On Saturday, June 18, 2011 the University of Toronto Faculty of law was host to an innovatively structured gathering featuring a series of sessions and discussions on issues relating to law and technology. Based on the idea of BarCamp–user generated gatherings, or “unconferences”–the sessions arose from the suggestions and proposed discussion topics put forward by the participants and attendees at the sessions.
Sponsored by CILP, lawyerlocate.ca, SapnaLaw, Mitchell E. Kowalski and My Legal Briefcase, lawTechcamp featured sessions that dealt with a range of issues, from questions around social media in the courts, privacy issues in the context of corporations and PIPEDA, free access to law through organizations such as CanLII, and the strengths and challenges that arise from cloud computing structures, the topics were diverse and the resulting discussions were at times lively.
Gavin Magrath spoke on corporate acquisition of information and PIPEDA’s requirement regarding privacy policies. He also touched on the fascinating and much-publicized case of Google Street View, which involved a technology, installed in the trucks dispatched to collect the street views, that also collected data from any unsecured wifi networks in range of the vehicles. The conflict of laws, with the inter jurisdictional issues between the US and Canada resulted in Google, which was headquartered in the US, being unable to destroy the information collected under American law, while Canada’s law required that information collected in Canada be destroyed under PIPEDA. The result was that Google has placed the information that was collected under a quarantine of sorts.

==============================

§ **Problems to work on**:
1 – Can you print everything in the lawTechcamp passage from "Gavin Magrath spoke" down to "quarantine of sorts.", word for word?
2 – Which sponsors of the event does the lawTechcamp passage name?
These lines have no connection to the lawTechcamp passage.

[Dataset entries]
==============================

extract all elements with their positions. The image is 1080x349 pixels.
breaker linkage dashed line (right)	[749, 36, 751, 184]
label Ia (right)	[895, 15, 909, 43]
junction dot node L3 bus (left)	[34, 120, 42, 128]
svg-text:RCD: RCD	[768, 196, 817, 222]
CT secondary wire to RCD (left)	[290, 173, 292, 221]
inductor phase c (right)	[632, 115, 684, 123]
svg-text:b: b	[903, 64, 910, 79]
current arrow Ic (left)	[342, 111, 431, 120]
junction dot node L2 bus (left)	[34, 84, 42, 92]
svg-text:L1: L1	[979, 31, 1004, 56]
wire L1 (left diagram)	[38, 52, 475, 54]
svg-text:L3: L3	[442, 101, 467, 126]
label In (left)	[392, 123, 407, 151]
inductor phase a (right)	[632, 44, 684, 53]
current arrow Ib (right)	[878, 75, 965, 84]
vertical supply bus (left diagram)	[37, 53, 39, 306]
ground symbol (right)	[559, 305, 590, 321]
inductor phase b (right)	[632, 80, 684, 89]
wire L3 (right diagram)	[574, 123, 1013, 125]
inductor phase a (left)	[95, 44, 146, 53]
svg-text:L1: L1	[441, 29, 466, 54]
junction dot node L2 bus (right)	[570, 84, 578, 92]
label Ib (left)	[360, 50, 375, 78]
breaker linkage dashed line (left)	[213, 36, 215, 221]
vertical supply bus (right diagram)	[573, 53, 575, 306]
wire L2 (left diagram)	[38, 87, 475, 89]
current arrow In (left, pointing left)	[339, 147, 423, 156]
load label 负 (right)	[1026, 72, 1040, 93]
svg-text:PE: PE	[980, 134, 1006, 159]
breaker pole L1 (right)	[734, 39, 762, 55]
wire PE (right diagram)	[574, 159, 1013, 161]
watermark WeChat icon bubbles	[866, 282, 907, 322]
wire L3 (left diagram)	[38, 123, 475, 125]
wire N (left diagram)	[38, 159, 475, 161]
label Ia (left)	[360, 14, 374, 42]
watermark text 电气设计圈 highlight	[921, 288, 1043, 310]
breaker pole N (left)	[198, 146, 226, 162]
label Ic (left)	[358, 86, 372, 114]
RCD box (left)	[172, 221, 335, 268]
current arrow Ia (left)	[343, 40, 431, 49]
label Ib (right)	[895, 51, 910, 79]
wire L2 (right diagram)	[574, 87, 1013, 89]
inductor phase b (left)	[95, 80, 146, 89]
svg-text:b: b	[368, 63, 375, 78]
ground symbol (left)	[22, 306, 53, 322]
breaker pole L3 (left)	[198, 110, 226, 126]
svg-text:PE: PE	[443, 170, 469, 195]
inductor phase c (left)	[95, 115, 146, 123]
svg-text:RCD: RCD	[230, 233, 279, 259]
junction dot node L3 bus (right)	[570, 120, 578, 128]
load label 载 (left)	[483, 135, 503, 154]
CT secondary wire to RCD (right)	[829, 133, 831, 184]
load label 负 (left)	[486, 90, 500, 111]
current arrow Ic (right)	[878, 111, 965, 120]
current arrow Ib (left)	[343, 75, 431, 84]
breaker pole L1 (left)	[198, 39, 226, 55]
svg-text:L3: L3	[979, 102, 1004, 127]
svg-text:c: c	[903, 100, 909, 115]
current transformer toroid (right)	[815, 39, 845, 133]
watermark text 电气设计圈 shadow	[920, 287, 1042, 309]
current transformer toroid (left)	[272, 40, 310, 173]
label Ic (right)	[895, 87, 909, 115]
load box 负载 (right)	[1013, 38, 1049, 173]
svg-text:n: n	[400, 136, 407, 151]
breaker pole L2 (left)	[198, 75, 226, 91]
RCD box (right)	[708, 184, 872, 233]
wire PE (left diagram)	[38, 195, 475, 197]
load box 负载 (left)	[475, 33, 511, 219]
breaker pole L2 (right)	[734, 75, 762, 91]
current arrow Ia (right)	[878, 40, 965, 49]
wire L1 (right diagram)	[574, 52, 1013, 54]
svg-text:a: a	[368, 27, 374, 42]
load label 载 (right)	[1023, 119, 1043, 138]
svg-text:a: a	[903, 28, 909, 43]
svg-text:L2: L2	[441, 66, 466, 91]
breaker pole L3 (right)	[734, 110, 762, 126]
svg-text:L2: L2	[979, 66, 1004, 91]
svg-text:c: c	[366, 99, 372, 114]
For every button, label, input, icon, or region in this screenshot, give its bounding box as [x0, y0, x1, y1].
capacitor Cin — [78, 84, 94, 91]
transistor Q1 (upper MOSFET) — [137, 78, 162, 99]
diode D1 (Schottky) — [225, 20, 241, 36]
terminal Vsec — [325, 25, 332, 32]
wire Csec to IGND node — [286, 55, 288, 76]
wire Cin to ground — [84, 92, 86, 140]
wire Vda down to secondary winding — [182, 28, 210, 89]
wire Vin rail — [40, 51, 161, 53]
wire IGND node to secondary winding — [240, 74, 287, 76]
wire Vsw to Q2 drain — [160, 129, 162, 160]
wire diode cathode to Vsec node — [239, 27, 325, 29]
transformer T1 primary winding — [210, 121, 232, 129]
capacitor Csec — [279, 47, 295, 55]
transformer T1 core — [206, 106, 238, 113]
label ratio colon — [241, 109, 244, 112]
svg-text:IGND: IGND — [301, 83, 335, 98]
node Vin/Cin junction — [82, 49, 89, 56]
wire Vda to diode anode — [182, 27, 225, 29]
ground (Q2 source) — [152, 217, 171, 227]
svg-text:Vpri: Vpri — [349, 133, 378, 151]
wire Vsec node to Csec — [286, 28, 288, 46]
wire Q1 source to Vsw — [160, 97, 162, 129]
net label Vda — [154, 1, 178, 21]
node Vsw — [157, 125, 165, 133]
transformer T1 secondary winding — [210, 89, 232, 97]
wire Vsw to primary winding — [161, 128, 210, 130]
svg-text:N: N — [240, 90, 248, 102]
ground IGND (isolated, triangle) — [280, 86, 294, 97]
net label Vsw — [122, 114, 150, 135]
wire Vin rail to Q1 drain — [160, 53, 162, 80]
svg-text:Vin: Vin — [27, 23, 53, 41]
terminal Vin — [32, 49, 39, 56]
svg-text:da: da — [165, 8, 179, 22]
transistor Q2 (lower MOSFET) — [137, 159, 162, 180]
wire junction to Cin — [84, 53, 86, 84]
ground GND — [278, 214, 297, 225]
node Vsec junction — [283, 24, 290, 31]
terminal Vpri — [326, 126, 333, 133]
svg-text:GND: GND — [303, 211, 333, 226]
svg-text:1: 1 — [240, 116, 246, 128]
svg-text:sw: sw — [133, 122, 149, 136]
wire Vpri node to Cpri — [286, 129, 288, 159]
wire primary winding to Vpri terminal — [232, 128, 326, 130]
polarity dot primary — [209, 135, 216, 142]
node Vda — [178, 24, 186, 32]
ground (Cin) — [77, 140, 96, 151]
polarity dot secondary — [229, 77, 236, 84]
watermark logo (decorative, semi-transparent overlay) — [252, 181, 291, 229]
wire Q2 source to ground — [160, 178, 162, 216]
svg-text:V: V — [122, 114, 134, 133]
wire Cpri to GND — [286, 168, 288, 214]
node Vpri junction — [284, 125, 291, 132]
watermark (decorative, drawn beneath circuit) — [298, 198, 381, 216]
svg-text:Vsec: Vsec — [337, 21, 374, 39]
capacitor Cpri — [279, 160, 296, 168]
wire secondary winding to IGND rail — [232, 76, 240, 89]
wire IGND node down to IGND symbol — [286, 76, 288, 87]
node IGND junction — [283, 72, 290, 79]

==============================

§ **Set of answers**:
1 –
Gavin Magrath spoke on corporate acquisition of information and PIPEDA’s requirement regarding privacy policies. He also touched on the fascinating and much-publicized case of Google Street View, which involved a technology, installed in the trucks dispatched to collect the street views, that also collected data from any unsecured wifi networks in range of the vehicles. The conflict of laws, with the inter jurisdictional issues between the US and Canada resulted in Google, which was headquartered in the US, being unable to destroy the information collected under American law, while Canada’s law required that information collected in Canada be destroyed under PIPEDA. The result was that Google has placed the information that was collected under a quarantine of sorts.

2 – CILP, lawyerlocate.ca, SapnaLaw, Mitchell E. Kowalski, My Legal Briefcase